**** DATASET EXCERPTS

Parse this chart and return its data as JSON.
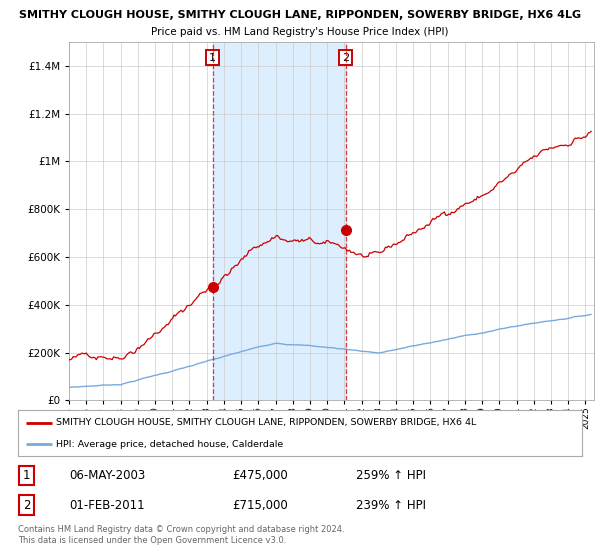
{
  "title_line1": "SMITHY CLOUGH HOUSE, SMITHY CLOUGH LANE, RIPPONDEN, SOWERBY BRIDGE, HX6 4LG",
  "title_line2": "Price paid vs. HM Land Registry's House Price Index (HPI)",
  "sale1_date_x": 2003.35,
  "sale1_price": 475000,
  "sale1_label": "1",
  "sale2_date_x": 2011.08,
  "sale2_price": 715000,
  "sale2_label": "2",
  "legend_line1": "SMITHY CLOUGH HOUSE, SMITHY CLOUGH LANE, RIPPONDEN, SOWERBY BRIDGE, HX6 4L",
  "legend_line2": "HPI: Average price, detached house, Calderdale",
  "table_row1": [
    "1",
    "06-MAY-2003",
    "£475,000",
    "259% ↑ HPI"
  ],
  "table_row2": [
    "2",
    "01-FEB-2011",
    "£715,000",
    "239% ↑ HPI"
  ],
  "footnote1": "Contains HM Land Registry data © Crown copyright and database right 2024.",
  "footnote2": "This data is licensed under the Open Government Licence v3.0.",
  "hpi_color": "#7aaadd",
  "price_color": "#cc0000",
  "bg_color": "#ffffff",
  "grid_color": "#cccccc",
  "shade_color": "#ddeeff",
  "ylim_max": 1500000,
  "ylim_min": 0,
  "xmin": 1995.0,
  "xmax": 2025.5
}
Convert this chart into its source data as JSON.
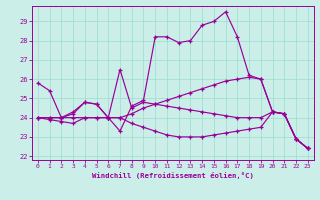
{
  "background_color": "#cceee8",
  "grid_color": "#99ddcc",
  "line_color": "#990099",
  "xlim": [
    -0.5,
    23.5
  ],
  "ylim": [
    21.8,
    29.8
  ],
  "xticks": [
    0,
    1,
    2,
    3,
    4,
    5,
    6,
    7,
    8,
    9,
    10,
    11,
    12,
    13,
    14,
    15,
    16,
    17,
    18,
    19,
    20,
    21,
    22,
    23
  ],
  "yticks": [
    22,
    23,
    24,
    25,
    26,
    27,
    28,
    29
  ],
  "xlabel": "Windchill (Refroidissement éolien,°C)",
  "line_a_x": [
    0,
    1,
    2,
    3,
    4,
    5,
    6,
    7,
    8,
    9,
    10,
    11,
    12,
    13,
    14,
    15,
    16,
    17,
    18,
    19,
    20,
    21,
    22,
    23
  ],
  "line_a_y": [
    25.8,
    25.4,
    24.0,
    24.3,
    24.8,
    24.7,
    24.0,
    23.3,
    24.6,
    24.9,
    28.2,
    28.2,
    27.9,
    28.0,
    28.8,
    29.0,
    29.5,
    28.2,
    26.2,
    26.0,
    24.3,
    24.2,
    22.9,
    22.4
  ],
  "line_b_x": [
    0,
    1,
    2,
    3,
    4,
    5,
    6,
    7,
    8,
    9,
    10,
    11,
    12,
    13,
    14,
    15,
    16,
    17,
    18,
    19,
    20,
    21,
    22,
    23
  ],
  "line_b_y": [
    24.0,
    24.0,
    24.0,
    24.2,
    24.8,
    24.7,
    24.0,
    26.5,
    24.5,
    24.8,
    24.7,
    24.6,
    24.5,
    24.4,
    24.3,
    24.2,
    24.1,
    24.0,
    24.0,
    24.0,
    24.3,
    24.2,
    22.9,
    22.4
  ],
  "line_c_x": [
    0,
    1,
    2,
    3,
    4,
    5,
    6,
    7,
    8,
    9,
    10,
    11,
    12,
    13,
    14,
    15,
    16,
    17,
    18,
    19,
    20,
    21,
    22,
    23
  ],
  "line_c_y": [
    24.0,
    24.0,
    24.0,
    24.0,
    24.0,
    24.0,
    24.0,
    24.0,
    24.2,
    24.5,
    24.7,
    24.9,
    25.1,
    25.3,
    25.5,
    25.7,
    25.9,
    26.0,
    26.1,
    26.0,
    24.3,
    24.2,
    22.9,
    22.4
  ],
  "line_d_x": [
    0,
    1,
    2,
    3,
    4,
    5,
    6,
    7,
    8,
    9,
    10,
    11,
    12,
    13,
    14,
    15,
    16,
    17,
    18,
    19,
    20,
    21,
    22,
    23
  ],
  "line_d_y": [
    24.0,
    23.9,
    23.8,
    23.7,
    24.0,
    24.0,
    24.0,
    24.0,
    23.7,
    23.5,
    23.3,
    23.1,
    23.0,
    23.0,
    23.0,
    23.1,
    23.2,
    23.3,
    23.4,
    23.5,
    24.3,
    24.2,
    22.9,
    22.4
  ]
}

********

## JOB
Identify each line holding the string "BRIDGE", and copy it out.

## ANSWER FOR THE TASK
  "title_line1": "SMITHY CLOUGH HOUSE, SMITHY CLOUGH LANE, RIPPONDEN, SOWERBY BRIDGE, HX6 4LG",
  "legend_line1": "SMITHY CLOUGH HOUSE, SMITHY CLOUGH LANE, RIPPONDEN, SOWERBY BRIDGE, HX6 4L",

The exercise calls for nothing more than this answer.